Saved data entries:
— start —

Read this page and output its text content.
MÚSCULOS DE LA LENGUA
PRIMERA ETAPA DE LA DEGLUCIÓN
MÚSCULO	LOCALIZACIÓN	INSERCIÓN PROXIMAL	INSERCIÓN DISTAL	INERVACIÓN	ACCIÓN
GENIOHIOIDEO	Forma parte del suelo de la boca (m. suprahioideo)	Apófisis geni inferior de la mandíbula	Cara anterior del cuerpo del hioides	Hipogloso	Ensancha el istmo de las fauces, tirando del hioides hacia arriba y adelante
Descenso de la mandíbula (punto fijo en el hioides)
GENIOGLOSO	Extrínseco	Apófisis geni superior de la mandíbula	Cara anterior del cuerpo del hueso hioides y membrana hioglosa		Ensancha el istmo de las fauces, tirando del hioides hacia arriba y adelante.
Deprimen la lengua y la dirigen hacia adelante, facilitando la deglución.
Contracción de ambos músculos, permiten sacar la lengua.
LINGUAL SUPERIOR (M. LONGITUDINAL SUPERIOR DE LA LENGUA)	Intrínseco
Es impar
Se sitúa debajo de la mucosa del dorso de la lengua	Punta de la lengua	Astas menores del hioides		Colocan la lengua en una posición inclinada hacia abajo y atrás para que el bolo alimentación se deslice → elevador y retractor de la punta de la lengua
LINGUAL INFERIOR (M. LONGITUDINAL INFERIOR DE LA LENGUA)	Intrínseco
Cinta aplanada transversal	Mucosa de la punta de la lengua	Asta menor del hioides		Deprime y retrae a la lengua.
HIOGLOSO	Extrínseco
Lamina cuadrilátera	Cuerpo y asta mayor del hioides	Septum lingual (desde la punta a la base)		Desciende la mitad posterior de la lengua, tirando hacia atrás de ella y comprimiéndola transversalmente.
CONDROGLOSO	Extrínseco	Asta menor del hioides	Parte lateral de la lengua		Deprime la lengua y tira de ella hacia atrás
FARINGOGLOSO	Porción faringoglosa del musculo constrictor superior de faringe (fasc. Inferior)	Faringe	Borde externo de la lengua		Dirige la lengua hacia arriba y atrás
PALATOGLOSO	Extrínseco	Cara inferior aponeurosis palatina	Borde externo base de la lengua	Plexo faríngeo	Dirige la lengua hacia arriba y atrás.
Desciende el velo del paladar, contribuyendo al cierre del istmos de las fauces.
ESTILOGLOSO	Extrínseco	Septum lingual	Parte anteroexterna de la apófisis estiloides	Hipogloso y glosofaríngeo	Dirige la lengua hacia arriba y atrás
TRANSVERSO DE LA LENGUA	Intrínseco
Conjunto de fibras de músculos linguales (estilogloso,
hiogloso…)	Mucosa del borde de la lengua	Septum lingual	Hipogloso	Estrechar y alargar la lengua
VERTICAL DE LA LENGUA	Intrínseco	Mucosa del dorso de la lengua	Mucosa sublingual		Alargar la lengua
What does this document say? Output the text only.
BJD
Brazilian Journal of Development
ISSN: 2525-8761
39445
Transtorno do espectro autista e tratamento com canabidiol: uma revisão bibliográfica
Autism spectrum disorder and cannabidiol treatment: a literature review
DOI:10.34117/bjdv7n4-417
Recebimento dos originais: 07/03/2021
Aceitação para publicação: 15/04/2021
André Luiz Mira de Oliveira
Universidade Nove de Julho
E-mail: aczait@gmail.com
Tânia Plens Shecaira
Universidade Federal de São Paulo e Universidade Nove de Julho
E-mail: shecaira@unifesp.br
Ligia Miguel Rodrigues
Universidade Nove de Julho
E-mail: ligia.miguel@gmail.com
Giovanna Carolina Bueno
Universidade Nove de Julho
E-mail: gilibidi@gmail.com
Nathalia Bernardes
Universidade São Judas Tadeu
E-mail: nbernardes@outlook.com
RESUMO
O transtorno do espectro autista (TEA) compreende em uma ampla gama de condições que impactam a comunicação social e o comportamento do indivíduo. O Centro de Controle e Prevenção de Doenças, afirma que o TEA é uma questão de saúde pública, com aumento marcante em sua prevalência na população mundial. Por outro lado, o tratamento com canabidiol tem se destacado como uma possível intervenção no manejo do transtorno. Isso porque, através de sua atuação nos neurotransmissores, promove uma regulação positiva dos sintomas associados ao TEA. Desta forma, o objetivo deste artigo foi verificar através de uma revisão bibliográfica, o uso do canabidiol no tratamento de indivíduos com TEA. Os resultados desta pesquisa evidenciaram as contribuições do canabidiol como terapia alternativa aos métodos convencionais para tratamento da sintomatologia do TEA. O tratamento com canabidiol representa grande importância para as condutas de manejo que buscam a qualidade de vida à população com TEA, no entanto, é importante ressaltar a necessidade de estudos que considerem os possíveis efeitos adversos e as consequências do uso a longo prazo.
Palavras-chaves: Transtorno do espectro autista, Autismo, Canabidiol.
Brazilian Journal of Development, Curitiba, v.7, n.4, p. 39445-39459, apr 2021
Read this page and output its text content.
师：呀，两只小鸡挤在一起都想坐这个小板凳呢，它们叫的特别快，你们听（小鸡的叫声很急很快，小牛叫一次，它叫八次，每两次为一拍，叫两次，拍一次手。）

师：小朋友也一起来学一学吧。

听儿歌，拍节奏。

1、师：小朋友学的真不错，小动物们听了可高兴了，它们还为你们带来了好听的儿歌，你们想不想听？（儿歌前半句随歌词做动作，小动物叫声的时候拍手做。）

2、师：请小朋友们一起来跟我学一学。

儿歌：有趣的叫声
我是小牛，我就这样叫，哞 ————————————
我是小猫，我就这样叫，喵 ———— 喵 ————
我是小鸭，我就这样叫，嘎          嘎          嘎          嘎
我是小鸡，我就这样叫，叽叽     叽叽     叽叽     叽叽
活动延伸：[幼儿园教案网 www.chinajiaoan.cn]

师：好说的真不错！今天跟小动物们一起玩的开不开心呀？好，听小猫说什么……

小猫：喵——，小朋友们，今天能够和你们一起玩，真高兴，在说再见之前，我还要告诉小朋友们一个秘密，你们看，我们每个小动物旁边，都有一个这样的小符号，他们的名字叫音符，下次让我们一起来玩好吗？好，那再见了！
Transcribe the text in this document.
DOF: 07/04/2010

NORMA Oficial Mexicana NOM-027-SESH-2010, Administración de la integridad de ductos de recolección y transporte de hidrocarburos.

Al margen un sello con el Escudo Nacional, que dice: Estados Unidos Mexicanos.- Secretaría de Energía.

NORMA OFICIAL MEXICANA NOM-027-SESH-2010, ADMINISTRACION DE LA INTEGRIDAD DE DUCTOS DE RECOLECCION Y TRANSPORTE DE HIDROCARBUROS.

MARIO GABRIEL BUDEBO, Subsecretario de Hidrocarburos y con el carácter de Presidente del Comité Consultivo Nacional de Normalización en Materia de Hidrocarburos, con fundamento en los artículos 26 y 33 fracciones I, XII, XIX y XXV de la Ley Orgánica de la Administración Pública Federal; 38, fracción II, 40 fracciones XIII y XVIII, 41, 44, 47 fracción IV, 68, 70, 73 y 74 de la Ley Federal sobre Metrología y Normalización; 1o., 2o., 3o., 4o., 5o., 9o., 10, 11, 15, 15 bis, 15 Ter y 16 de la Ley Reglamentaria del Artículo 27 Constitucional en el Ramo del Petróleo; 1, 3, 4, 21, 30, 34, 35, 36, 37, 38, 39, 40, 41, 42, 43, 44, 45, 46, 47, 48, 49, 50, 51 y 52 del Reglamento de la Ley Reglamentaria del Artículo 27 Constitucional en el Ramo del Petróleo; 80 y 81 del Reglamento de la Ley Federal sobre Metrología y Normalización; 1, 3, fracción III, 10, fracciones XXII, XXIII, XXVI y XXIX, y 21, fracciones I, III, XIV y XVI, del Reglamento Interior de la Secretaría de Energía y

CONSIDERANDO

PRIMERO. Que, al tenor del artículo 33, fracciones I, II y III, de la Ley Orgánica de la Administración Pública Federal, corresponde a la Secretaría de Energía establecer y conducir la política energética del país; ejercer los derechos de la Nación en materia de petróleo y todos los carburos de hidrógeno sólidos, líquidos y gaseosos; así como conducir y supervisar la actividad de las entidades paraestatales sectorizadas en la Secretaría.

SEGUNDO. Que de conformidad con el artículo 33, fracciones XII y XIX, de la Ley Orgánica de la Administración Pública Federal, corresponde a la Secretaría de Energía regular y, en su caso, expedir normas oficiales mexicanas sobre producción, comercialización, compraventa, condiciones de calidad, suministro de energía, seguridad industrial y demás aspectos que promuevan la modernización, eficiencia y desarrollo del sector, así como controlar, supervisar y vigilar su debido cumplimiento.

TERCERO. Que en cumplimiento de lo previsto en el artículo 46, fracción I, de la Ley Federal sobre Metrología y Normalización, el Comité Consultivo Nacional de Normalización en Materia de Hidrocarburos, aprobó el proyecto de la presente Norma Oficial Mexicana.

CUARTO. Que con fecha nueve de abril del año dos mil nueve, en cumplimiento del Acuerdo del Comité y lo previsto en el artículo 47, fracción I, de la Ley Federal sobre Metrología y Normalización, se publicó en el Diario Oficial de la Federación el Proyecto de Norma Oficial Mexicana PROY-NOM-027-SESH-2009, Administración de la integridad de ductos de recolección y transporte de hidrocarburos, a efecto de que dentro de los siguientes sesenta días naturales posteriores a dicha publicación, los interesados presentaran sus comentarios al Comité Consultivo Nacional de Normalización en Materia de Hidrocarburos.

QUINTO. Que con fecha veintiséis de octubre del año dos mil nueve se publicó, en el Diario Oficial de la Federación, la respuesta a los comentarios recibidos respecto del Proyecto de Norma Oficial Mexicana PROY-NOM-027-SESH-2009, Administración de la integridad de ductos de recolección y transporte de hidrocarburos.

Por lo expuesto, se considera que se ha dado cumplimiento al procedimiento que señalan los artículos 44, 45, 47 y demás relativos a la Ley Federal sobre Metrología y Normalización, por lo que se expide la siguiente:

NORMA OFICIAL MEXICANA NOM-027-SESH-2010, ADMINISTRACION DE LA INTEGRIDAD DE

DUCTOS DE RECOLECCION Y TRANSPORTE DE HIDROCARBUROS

— end —

Collect the complete line wherever the string "autista" appears in the records.

Transtorno do espectro autista e tratamento com canabidiol: uma revisão bibliográfica
O transtorno do espectro autista (TEA) compreende em uma ampla gama de condições que impactam a comunicação social e o comportamento do indivíduo. O Centro de Controle e Prevenção de Doenças, afirma que o TEA é uma questão de saúde pública, com aumento marcante em sua prevalência na população mundial. Por outro lado, o tratamento com canabidiol tem se destacado como uma possível intervenção no manejo do transtorno. Isso porque, através de sua atuação nos neurotransmissores, promove uma regulação positiva dos sintomas associados ao TEA. Desta forma, o objetivo deste artigo foi verificar através de uma revisão bibliográfica, o uso do canabidiol no tratamento de indivíduos com TEA. Os resultados desta pesquisa evidenciaram as contribuições do canabidiol como terapia alternativa aos métodos convencionais para tratamento da sintomatologia do TEA. O tratamento com canabidiol representa grande importância para as condutas de manejo que buscam a qualidade de vida à população com TEA, no entanto, é importante ressaltar a necessidade de estudos que considerem os possíveis efeitos adversos e as consequências do uso a longo prazo.
Palavras-chaves: Transtorno do espectro autista, Autismo, Canabidiol.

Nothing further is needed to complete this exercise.